> Do this
Every line below that holds the string "感动人的故事" should be copied out.

> Extracted records
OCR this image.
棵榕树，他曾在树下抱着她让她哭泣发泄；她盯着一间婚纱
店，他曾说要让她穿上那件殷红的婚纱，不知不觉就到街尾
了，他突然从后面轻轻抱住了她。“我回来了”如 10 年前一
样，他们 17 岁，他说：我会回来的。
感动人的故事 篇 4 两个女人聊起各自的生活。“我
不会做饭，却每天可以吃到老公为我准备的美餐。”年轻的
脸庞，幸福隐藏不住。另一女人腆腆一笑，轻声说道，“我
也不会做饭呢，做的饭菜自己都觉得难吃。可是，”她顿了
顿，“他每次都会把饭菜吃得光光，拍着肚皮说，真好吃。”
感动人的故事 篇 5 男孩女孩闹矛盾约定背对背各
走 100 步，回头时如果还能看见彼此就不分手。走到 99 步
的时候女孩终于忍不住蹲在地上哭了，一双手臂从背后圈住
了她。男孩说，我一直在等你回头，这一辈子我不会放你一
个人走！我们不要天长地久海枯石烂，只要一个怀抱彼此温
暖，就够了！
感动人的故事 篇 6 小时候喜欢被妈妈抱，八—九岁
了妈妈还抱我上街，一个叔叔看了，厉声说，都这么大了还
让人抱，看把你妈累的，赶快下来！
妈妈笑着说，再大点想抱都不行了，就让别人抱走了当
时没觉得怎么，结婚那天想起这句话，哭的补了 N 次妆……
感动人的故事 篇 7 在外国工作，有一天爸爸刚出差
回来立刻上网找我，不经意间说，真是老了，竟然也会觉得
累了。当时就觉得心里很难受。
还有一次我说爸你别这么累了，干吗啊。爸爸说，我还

> Solution to this problem
感动人的故事 篇 4 两个女人聊起各自的生活。“我
感动人的故事 篇 5 男孩女孩闹矛盾约定背对背各
感动人的故事 篇 6 小时候喜欢被妈妈抱，八—九岁
感动人的故事 篇 7 在外国工作，有一天爸爸刚出差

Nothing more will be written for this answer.